*EXERCISE INSTRUCTIONS*
Rewrite the listing from its first line through the line containing "document-body xyxy=(180,118,780,1012)", replacing "志愿活动" with "公益活动" and changing nothing else.

--

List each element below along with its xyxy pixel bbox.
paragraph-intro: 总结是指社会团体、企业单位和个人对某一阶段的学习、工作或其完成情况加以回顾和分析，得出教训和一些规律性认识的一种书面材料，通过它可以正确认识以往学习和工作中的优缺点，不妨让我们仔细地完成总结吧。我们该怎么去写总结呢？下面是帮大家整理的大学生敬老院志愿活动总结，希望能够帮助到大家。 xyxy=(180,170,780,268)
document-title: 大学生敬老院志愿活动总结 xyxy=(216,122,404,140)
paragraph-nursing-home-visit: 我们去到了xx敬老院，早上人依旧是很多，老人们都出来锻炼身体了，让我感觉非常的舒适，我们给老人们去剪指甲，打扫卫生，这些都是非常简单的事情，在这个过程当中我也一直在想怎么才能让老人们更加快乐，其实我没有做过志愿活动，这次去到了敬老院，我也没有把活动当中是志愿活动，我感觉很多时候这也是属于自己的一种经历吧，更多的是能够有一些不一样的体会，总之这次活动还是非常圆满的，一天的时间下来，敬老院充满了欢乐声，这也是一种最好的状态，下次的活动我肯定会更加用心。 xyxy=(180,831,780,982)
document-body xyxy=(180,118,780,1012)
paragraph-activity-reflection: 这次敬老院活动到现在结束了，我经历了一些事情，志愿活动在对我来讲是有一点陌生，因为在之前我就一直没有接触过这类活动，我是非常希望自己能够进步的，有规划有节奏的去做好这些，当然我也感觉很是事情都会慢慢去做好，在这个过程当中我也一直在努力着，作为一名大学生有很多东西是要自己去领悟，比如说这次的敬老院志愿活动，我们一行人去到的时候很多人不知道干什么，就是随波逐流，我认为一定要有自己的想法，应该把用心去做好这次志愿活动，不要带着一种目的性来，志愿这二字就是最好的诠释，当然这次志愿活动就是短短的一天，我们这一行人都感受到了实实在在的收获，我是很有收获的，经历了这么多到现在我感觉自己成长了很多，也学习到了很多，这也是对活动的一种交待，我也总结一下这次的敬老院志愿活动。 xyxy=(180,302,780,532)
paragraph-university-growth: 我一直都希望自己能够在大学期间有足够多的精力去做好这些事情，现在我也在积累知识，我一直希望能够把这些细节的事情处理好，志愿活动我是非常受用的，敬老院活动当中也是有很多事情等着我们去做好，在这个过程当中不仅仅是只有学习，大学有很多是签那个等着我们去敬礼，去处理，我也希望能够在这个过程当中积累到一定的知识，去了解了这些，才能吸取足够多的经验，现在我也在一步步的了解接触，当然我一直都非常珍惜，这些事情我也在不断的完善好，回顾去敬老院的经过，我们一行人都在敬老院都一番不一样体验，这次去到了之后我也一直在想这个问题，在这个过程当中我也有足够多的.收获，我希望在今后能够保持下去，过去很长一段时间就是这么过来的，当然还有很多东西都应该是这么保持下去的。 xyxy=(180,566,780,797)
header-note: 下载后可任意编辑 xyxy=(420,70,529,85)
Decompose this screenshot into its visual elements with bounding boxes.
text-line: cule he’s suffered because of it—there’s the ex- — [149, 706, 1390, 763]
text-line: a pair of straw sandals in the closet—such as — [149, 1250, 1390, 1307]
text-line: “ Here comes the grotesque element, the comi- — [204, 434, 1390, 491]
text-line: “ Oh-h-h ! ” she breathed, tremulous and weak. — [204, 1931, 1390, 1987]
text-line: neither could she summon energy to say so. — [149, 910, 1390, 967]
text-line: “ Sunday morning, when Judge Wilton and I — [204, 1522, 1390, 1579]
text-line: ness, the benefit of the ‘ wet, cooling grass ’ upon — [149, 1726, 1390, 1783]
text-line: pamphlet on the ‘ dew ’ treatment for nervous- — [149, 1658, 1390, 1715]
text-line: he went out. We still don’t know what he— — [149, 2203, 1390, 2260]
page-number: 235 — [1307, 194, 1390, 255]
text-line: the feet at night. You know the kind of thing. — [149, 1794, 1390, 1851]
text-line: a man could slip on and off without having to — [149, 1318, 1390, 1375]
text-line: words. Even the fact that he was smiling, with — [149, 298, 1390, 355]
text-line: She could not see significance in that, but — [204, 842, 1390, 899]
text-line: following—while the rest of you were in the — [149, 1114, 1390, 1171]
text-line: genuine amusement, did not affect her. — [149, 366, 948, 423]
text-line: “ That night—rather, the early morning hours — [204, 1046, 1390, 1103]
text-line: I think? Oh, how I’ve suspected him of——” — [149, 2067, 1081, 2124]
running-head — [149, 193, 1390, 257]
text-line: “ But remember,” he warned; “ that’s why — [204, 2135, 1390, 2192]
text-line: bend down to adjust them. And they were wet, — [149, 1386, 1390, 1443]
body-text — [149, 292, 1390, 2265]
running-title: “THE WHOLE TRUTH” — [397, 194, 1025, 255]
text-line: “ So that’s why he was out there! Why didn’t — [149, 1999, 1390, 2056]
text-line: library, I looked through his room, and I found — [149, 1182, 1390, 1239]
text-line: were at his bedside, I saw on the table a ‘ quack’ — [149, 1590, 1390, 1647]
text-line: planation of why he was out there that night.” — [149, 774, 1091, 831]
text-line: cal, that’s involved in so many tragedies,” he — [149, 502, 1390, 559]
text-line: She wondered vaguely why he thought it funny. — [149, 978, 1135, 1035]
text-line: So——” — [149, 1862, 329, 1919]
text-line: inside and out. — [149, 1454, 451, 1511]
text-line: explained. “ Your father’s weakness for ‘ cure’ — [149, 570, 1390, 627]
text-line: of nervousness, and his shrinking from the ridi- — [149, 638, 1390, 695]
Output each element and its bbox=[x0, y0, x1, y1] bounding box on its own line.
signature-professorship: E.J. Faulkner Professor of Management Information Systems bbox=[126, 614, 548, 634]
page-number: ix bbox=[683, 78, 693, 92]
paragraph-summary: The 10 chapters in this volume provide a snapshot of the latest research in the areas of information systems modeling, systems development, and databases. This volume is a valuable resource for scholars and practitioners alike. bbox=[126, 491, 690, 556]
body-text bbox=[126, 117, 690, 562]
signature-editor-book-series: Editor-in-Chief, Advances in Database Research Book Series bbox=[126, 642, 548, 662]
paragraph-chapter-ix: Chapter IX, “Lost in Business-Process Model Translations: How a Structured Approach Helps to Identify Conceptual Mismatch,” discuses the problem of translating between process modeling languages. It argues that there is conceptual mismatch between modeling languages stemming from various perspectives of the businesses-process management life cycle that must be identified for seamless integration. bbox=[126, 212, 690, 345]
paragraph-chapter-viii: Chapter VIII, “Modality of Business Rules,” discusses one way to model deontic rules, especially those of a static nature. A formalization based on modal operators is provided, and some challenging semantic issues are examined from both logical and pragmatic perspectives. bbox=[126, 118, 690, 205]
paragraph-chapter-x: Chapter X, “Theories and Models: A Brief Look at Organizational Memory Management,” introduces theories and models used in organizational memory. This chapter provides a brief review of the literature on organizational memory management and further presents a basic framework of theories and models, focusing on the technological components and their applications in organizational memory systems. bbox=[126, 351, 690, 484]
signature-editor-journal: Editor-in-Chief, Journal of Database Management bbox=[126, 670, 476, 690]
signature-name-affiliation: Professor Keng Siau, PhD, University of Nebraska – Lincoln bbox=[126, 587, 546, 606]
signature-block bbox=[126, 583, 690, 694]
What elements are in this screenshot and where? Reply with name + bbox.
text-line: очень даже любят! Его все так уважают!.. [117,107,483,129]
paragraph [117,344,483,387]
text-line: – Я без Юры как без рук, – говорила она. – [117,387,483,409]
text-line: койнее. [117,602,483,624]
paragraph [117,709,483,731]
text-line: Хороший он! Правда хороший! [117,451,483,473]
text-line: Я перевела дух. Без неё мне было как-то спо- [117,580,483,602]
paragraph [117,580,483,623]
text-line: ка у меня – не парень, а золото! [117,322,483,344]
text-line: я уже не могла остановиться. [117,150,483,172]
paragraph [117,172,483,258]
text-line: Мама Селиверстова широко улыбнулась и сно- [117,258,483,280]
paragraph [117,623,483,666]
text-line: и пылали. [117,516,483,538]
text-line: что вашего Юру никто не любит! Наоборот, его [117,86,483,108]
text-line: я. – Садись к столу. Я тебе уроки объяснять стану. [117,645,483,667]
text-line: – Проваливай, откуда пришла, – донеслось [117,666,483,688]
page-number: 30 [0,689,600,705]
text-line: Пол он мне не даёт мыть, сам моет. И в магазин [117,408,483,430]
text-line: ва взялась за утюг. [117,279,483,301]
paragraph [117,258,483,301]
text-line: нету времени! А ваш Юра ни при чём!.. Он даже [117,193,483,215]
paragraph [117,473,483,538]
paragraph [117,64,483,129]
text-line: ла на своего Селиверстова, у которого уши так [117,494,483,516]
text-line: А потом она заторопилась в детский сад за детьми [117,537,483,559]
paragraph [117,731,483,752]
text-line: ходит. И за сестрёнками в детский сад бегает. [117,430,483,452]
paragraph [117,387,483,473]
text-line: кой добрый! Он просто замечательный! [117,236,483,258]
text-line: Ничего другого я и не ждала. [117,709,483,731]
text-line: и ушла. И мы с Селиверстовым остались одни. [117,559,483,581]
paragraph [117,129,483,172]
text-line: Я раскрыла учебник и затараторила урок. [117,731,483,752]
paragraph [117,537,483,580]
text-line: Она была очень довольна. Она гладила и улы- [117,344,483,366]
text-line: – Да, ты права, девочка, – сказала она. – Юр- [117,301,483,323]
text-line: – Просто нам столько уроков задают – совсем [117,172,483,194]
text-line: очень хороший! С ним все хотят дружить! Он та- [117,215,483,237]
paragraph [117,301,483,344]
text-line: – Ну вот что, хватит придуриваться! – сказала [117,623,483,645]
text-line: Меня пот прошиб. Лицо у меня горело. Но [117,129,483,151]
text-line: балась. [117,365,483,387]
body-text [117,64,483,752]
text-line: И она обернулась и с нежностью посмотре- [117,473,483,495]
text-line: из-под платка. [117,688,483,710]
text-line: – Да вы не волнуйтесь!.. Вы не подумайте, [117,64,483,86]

--

*RESULT*
List each element below along with its xyxy pixel bbox.
paragraph-intro: 总结是指社会团体、企业单位和个人对某一阶段的学习、工作或其完成情况加以回顾和分析，得出教训和一些规律性认识的一种书面材料，通过它可以正确认识以往学习和工作中的优缺点，不妨让我们仔细地完成总结吧。我们该怎么去写总结呢？下面是帮大家整理的大学生敬老院公益活动总结，希望能够帮助到大家。 xyxy=(180,170,780,268)
document-title: 大学生敬老院公益活动总结 xyxy=(216,122,404,140)
paragraph-nursing-home-visit: 我们去到了xx敬老院，早上人依旧是很多，老人们都出来锻炼身体了，让我感觉非常的舒适，我们给老人们去剪指甲，打扫卫生，这些都是非常简单的事情，在这个过程当中我也一直在想怎么才能让老人们更加快乐，其实我没有做过公益活动，这次去到了敬老院，我也没有把活动当中是公益活动，我感觉很多时候这也是属于自己的一种经历吧，更多的是能够有一些不一样的体会，总之这次活动还是非常圆满的，一天的时间下来，敬老院充满了欢乐声，这也是一种最好的状态，下次的活动我肯定会更加用心。 xyxy=(180,831,780,982)
document-body xyxy=(180,118,780,1012)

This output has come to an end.